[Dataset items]
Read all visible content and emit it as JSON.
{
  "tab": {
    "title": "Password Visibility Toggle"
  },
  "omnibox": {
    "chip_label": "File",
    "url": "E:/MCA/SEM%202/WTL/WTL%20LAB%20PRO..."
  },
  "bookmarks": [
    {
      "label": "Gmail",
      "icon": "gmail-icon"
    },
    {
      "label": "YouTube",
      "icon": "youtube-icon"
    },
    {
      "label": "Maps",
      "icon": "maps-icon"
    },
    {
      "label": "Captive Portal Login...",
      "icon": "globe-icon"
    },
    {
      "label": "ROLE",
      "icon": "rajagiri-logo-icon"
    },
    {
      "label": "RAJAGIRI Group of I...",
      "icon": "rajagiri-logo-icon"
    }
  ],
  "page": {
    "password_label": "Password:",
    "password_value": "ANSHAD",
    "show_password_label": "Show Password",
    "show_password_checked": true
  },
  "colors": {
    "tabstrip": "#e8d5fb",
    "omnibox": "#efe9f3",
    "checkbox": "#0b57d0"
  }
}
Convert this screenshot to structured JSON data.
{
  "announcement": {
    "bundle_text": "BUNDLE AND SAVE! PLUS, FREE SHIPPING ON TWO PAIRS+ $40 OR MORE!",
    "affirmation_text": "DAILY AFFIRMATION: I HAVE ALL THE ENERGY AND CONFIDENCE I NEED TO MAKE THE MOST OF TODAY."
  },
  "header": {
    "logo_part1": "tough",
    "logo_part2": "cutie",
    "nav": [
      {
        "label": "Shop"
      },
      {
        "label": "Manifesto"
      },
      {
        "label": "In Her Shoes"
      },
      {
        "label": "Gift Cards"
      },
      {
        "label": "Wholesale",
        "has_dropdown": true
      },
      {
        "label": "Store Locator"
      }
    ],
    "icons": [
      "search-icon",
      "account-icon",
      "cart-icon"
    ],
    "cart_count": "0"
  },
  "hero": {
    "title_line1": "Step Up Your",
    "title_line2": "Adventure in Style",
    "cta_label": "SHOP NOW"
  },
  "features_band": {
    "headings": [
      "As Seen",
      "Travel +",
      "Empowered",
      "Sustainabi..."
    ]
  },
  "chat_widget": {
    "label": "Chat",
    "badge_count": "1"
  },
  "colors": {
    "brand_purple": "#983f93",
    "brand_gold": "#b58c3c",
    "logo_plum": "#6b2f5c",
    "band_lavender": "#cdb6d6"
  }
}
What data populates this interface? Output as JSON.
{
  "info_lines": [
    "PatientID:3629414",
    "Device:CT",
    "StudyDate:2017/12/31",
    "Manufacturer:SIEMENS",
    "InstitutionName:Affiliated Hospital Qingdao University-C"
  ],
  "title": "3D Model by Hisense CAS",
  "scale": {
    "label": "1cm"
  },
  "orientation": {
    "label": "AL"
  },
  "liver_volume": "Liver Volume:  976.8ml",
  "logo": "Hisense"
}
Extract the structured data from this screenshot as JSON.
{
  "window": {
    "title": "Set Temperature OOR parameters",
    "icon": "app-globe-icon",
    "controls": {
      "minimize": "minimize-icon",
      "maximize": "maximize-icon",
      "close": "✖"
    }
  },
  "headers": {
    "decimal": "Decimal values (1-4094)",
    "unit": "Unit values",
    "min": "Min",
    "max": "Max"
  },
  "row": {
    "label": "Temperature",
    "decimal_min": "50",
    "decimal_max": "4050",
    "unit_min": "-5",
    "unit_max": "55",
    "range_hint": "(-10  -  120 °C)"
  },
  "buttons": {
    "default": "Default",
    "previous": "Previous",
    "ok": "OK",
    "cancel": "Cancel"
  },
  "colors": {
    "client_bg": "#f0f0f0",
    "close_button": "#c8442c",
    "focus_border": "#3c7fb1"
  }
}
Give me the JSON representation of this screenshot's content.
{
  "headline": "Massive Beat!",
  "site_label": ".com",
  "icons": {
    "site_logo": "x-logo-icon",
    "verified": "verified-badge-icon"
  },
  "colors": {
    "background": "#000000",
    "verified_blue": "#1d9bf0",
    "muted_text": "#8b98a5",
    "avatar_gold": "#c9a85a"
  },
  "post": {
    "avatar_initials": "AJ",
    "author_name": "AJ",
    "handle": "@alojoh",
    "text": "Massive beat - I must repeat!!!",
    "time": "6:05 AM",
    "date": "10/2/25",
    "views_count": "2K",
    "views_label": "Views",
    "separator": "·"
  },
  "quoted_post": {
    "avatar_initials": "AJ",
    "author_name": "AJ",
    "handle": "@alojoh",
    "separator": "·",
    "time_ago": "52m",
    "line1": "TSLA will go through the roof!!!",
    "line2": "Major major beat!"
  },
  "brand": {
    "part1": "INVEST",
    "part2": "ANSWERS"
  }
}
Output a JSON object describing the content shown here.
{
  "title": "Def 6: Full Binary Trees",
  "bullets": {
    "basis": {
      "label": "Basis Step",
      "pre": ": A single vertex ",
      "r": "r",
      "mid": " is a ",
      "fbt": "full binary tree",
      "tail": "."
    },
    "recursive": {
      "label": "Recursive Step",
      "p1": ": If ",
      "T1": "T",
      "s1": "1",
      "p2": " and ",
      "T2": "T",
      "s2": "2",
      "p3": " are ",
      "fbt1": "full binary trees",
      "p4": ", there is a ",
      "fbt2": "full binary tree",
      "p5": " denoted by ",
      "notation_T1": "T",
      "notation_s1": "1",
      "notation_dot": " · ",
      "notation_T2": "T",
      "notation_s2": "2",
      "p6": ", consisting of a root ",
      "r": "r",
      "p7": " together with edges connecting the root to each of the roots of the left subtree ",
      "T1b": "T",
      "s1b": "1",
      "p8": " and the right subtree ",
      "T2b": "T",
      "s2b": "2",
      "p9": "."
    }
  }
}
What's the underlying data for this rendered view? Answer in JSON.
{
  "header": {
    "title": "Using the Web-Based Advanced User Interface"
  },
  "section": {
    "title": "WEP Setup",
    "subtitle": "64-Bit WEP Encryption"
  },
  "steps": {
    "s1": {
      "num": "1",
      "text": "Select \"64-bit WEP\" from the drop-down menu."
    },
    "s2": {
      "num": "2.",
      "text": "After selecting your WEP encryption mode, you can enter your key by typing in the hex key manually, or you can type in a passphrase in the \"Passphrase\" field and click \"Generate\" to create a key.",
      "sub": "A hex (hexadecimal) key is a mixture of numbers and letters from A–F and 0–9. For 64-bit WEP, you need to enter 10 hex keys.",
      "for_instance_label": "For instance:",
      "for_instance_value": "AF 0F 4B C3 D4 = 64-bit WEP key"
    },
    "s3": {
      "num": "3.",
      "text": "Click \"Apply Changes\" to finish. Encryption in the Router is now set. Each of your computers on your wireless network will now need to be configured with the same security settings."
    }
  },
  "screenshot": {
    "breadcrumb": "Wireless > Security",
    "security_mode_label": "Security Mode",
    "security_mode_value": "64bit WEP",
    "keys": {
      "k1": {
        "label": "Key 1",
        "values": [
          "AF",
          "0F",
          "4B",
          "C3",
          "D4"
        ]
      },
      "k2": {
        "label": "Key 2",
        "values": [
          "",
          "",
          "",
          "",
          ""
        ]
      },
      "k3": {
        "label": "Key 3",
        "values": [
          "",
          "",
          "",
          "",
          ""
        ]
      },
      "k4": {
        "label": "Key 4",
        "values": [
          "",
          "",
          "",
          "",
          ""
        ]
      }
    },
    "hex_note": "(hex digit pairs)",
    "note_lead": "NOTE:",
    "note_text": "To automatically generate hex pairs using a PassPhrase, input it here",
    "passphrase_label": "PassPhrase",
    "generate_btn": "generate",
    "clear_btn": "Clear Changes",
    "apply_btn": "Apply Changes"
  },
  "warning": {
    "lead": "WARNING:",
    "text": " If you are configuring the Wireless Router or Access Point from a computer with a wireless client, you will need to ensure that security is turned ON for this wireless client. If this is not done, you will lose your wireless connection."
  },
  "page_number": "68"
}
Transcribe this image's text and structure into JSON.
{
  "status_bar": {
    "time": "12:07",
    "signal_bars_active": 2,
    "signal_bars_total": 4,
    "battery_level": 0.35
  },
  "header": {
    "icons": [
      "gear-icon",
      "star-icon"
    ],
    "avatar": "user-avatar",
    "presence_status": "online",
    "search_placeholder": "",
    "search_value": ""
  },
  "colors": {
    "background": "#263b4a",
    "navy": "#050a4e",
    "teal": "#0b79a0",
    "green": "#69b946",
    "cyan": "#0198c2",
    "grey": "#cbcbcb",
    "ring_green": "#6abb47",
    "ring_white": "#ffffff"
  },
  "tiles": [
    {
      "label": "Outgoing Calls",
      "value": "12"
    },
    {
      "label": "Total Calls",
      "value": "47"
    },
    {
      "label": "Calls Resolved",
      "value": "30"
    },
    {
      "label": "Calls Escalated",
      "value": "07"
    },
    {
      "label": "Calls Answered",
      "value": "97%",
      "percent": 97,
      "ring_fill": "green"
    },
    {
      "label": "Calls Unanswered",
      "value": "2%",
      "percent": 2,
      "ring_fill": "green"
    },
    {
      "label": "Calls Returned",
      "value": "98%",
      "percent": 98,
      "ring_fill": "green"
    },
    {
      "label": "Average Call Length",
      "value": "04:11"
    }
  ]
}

PROBLEM
Among the lines above, count those containing the word "What" and give nothing but the result.

SOLVED EXERCISE
2